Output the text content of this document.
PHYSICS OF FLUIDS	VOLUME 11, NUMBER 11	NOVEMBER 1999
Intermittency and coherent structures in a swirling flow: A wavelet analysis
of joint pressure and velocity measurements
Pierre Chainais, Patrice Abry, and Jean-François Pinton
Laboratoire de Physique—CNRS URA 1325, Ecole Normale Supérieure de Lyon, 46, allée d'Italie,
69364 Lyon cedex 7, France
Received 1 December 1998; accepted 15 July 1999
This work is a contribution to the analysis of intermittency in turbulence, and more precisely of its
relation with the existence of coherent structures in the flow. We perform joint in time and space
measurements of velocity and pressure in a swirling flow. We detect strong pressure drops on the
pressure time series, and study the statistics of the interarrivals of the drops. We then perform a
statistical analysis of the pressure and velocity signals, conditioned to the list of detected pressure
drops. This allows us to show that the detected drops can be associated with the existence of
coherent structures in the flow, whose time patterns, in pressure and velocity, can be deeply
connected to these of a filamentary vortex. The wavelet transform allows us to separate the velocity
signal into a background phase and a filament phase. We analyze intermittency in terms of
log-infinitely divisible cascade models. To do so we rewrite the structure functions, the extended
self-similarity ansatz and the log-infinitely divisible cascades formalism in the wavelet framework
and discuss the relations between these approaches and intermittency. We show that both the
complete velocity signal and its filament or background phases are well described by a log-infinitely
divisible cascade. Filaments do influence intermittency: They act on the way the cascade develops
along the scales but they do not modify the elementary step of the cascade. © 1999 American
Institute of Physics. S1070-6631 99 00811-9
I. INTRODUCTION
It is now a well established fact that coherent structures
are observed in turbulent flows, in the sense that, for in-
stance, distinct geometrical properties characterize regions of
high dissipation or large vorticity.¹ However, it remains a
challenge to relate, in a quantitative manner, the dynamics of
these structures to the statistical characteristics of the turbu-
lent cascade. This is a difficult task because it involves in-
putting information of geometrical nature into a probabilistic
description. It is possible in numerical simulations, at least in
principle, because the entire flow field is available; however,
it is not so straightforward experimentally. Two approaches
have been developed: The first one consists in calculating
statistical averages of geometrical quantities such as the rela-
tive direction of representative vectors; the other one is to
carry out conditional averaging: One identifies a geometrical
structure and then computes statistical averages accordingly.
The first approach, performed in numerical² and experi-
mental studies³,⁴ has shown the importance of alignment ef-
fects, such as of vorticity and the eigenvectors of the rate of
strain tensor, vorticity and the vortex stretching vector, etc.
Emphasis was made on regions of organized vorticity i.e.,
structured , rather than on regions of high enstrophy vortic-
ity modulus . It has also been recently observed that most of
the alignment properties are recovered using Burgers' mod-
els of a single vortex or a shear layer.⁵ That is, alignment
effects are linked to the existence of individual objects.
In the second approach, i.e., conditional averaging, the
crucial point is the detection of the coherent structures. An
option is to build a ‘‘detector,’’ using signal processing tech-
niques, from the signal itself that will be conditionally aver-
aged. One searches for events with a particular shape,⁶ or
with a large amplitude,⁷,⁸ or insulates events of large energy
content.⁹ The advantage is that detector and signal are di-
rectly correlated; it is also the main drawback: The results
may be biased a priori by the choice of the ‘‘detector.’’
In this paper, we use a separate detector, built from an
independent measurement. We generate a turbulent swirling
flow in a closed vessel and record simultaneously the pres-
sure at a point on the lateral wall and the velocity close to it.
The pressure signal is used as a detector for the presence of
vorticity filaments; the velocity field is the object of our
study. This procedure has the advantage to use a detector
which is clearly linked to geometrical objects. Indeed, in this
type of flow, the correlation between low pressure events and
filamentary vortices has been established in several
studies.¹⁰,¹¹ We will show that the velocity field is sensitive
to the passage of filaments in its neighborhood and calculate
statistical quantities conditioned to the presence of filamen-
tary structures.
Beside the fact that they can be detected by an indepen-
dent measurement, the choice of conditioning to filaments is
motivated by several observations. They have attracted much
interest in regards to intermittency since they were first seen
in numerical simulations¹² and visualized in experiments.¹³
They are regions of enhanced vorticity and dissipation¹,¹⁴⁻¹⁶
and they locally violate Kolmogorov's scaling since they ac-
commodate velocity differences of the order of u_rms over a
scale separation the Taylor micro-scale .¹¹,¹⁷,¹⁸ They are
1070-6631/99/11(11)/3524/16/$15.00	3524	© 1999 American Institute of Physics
# # # # # # #
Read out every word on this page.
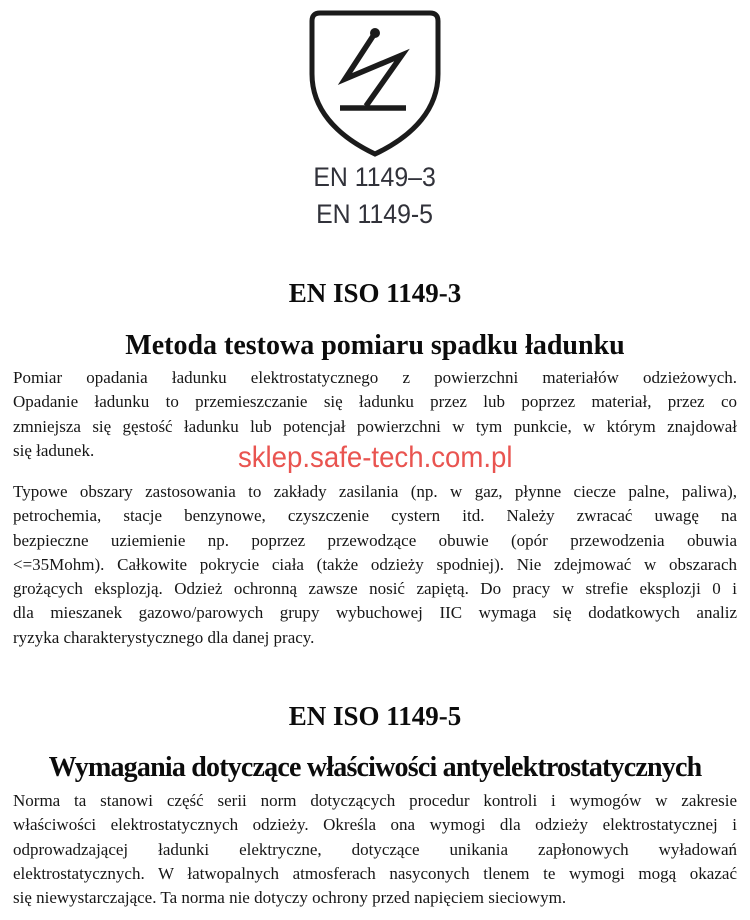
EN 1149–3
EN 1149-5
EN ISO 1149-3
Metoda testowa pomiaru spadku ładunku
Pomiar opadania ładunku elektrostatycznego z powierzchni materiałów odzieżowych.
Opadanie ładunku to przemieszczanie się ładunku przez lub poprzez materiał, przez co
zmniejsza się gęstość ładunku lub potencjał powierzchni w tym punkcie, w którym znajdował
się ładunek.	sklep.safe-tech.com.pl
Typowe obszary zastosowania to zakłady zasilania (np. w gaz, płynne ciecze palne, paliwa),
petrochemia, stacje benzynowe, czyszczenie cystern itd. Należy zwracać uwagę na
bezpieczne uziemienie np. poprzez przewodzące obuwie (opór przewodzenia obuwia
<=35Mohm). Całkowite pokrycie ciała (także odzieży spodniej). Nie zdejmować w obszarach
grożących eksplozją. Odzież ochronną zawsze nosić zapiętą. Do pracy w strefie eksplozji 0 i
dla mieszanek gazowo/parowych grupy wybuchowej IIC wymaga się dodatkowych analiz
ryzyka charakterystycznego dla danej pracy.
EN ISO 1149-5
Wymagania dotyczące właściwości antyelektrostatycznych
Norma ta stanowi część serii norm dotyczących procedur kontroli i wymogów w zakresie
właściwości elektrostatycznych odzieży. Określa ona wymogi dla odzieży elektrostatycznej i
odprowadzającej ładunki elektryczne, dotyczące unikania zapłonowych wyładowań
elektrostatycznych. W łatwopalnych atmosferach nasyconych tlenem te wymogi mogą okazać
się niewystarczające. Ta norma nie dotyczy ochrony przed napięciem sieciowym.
# # # # # # #
PROBLEM: Each line that has the word "infinitely" counts once. How many such lines are in the data? Give the number alone.

IN RESPONSE: 3